[Provided data]
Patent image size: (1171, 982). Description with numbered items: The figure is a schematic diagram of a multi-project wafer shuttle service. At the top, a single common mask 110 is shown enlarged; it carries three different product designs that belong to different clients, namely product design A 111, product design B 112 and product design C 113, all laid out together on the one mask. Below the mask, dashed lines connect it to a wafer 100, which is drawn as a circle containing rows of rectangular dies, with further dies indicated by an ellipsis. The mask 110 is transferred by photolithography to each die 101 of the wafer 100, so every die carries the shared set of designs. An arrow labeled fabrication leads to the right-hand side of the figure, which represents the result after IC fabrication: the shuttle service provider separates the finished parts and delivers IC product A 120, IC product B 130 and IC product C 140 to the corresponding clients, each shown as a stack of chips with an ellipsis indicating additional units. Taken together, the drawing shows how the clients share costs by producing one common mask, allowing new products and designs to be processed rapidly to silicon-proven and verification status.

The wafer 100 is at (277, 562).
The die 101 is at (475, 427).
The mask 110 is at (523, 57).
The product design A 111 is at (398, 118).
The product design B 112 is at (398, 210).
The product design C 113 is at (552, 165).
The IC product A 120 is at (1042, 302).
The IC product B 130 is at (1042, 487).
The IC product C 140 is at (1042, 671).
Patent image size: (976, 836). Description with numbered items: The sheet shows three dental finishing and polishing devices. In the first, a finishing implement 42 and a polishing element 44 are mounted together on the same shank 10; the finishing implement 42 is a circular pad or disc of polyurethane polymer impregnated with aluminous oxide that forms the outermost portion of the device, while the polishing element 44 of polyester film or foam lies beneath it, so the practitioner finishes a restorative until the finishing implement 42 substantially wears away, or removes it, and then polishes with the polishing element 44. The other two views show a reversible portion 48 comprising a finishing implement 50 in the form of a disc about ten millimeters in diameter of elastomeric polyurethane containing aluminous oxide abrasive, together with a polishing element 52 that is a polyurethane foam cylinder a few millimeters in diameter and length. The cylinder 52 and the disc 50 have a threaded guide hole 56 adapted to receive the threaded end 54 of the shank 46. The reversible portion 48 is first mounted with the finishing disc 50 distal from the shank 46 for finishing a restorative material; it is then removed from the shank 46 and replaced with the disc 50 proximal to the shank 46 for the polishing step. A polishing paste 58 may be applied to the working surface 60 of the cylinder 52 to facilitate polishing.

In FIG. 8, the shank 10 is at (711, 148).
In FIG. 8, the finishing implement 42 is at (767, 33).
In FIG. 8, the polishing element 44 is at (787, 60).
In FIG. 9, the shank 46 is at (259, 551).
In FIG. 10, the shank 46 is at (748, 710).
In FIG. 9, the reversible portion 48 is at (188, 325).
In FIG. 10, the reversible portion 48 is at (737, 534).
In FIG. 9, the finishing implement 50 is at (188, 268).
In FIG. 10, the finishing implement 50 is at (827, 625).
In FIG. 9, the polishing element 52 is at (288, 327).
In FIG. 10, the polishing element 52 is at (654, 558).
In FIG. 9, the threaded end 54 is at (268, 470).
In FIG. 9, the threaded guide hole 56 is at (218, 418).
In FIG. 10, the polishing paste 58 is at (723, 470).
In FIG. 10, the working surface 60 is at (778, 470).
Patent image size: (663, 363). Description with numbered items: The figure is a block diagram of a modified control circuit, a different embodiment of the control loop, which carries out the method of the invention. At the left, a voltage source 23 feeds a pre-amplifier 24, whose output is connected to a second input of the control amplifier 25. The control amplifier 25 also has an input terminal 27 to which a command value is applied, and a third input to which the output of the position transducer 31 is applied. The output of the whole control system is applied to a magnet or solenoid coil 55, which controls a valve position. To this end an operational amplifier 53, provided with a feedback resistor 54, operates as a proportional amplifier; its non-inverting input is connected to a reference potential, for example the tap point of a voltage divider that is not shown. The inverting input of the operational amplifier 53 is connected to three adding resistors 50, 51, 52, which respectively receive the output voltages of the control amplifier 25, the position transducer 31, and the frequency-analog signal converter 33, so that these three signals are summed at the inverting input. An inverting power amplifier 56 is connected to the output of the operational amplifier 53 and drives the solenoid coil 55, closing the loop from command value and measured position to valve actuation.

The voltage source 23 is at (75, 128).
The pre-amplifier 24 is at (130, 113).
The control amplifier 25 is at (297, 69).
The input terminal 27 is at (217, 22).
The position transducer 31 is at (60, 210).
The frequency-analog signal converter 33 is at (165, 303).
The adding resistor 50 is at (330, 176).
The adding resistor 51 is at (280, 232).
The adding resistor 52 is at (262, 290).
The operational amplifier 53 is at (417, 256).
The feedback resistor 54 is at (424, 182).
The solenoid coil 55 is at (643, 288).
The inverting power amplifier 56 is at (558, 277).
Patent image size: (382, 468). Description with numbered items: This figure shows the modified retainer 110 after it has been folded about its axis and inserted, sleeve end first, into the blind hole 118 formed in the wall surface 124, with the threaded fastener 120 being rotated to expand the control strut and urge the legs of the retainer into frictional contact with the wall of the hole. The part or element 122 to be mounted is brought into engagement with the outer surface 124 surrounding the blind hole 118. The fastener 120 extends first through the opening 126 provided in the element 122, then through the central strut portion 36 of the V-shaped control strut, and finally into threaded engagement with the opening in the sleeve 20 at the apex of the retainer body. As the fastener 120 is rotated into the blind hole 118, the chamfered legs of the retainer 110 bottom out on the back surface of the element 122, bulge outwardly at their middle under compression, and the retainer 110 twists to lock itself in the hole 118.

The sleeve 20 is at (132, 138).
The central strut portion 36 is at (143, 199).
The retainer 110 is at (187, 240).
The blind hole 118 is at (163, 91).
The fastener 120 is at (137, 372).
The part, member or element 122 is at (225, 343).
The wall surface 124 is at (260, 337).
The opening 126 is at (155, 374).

* * *

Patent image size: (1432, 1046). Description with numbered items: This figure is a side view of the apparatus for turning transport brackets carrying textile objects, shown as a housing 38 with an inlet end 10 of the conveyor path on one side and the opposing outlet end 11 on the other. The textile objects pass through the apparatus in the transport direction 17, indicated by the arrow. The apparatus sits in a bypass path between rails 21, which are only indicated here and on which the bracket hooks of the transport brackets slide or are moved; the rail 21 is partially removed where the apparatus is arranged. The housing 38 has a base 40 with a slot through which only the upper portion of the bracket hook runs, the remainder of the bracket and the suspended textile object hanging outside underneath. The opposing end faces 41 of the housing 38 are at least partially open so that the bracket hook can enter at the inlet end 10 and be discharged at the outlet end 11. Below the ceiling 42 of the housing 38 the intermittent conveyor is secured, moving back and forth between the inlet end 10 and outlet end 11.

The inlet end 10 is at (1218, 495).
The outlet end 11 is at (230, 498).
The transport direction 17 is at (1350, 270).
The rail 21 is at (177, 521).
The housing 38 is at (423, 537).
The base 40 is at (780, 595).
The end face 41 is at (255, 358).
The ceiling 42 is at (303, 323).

==

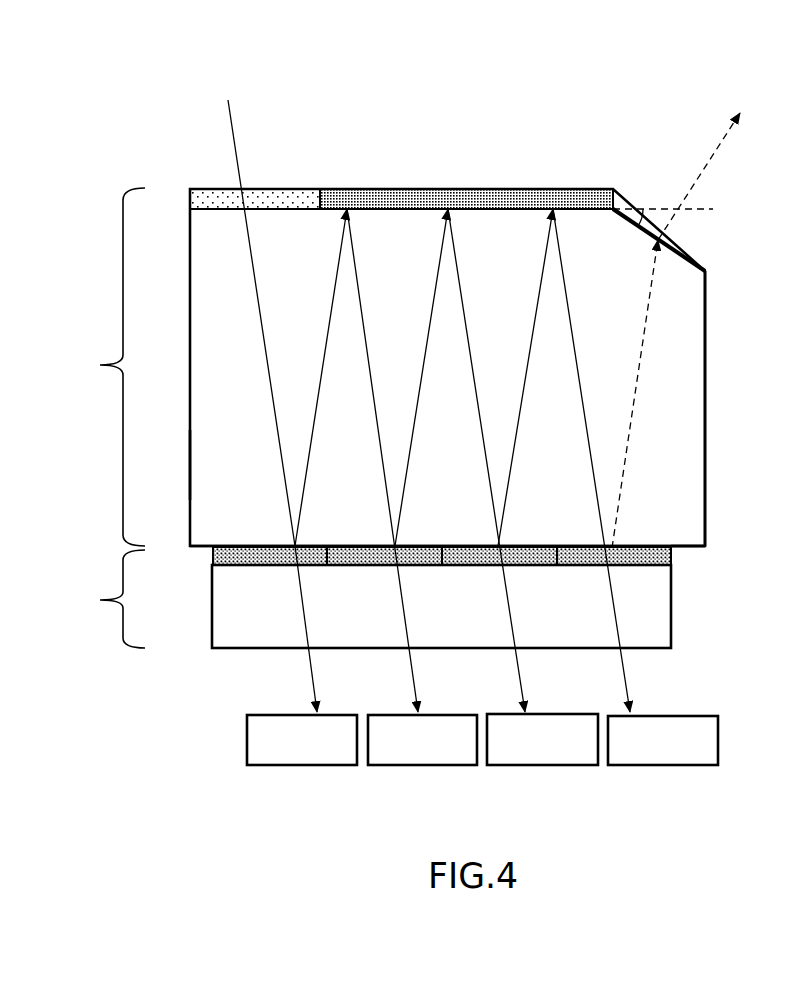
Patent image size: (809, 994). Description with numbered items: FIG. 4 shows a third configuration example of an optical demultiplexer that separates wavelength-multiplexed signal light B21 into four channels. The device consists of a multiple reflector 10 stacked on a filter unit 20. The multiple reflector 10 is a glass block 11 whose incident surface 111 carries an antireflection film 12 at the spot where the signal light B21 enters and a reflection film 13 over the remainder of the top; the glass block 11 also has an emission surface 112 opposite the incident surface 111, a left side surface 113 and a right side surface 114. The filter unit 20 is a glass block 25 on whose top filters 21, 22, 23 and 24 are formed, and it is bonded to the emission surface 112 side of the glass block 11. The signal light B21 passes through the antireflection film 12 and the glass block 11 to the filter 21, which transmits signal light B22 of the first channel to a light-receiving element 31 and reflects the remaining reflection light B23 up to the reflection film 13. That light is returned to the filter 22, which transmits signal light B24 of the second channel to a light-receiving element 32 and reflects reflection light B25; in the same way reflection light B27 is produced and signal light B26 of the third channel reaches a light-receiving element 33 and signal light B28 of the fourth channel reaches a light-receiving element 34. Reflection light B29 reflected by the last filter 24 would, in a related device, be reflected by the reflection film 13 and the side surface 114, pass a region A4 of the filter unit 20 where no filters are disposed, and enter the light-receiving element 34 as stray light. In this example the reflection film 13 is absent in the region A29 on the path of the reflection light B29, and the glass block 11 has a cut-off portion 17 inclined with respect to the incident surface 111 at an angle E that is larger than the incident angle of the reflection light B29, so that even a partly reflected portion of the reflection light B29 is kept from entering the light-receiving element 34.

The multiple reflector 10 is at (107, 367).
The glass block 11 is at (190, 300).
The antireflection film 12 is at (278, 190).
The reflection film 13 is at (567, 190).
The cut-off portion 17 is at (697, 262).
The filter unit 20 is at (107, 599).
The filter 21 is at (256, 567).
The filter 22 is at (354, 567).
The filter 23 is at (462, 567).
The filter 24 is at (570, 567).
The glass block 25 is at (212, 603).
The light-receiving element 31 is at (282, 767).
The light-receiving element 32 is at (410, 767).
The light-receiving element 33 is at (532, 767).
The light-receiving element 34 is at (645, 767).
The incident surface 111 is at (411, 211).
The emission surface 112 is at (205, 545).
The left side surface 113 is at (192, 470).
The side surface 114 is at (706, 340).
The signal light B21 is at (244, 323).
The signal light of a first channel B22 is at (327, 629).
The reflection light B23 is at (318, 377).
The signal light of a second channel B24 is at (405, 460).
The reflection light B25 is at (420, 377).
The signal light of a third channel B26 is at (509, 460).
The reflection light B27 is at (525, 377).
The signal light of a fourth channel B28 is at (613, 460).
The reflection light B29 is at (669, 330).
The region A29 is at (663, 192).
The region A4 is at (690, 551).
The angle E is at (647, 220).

[Written instruction]
Retype the lines between the one holding "Patent image size: (382, 468)." and the one holding "The wall surface 124 is at (260, 337).", inclusive, without any changes.

[Response]
Patent image size: (382, 468). Description with numbered items: This figure shows the modified retainer 110 after it has been folded about its axis and inserted, sleeve end first, into the blind hole 118 formed in the wall surface 124, with the threaded fastener 120 being rotated to expand the control strut and urge the legs of the retainer into frictional contact with the wall of the hole. The part or element 122 to be mounted is brought into engagement with the outer surface 124 surrounding the blind hole 118. The fastener 120 extends first through the opening 126 provided in the element 122, then through the central strut portion 36 of the V-shaped control strut, and finally into threaded engagement with the opening in the sleeve 20 at the apex of the retainer body. As the fastener 120 is rotated into the blind hole 118, the chamfered legs of the retainer 110 bottom out on the back surface of the element 122, bulge outwardly at their middle under compression, and the retainer 110 twists to lock itself in the hole 118.

The sleeve 20 is at (132, 138).
The central strut portion 36 is at (143, 199).
The retainer 110 is at (187, 240).
The blind hole 118 is at (163, 91).
The fastener 120 is at (137, 372).
The part, member or element 122 is at (225, 343).
The wall surface 124 is at (260, 337).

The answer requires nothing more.